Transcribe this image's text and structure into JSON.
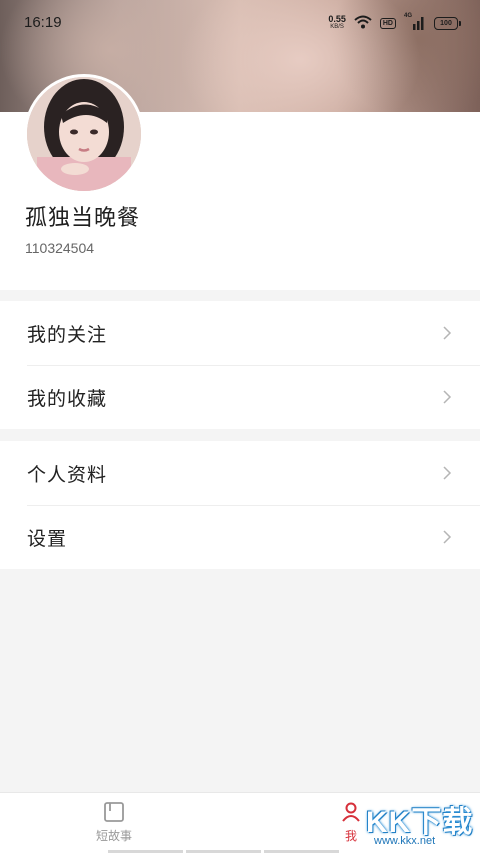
{
  "status_bar": {
    "time": "16:19",
    "net_speed_value": "0.55",
    "net_speed_unit": "KB/S",
    "hd_label": "HD",
    "signal_tag": "4G",
    "battery": "100"
  },
  "profile": {
    "username": "孤独当晚餐",
    "user_id": "110324504"
  },
  "menu": {
    "group1": [
      {
        "label": "我的关注"
      },
      {
        "label": "我的收藏"
      }
    ],
    "group2": [
      {
        "label": "个人资料"
      },
      {
        "label": "设置"
      }
    ]
  },
  "bottom_nav": {
    "stories_label": "短故事",
    "me_label": "我",
    "active_color": "#d6303a",
    "inactive_color": "#999999"
  },
  "watermark": {
    "brand": "KK下载",
    "url": "www.kkx.net"
  }
}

[Given instruction]: Set the pictures aside and transcribe the data above exactly.

[Response to this task]:
Transcribe this image's text and structure into JSON.
{
  "status_bar": {
    "time": "16:19",
    "net_speed_value": "0.55",
    "net_speed_unit": "KB/S",
    "hd_label": "HD",
    "signal_tag": "4G",
    "battery": "100"
  },
  "profile": {
    "username": "孤独当晚餐",
    "user_id": "110324504"
  },
  "menu": {
    "group1": [
      {
        "label": "我的关注"
      },
      {
        "label": "我的收藏"
      }
    ],
    "group2": [
      {
        "label": "个人资料"
      },
      {
        "label": "设置"
      }
    ]
  },
  "bottom_nav": {
    "stories_label": "短故事",
    "me_label": "我",
    "active_color": "#d6303a",
    "inactive_color": "#999999"
  },
  "watermark": {
    "brand": "KK下载",
    "url": "www.kkx.net"
  }
}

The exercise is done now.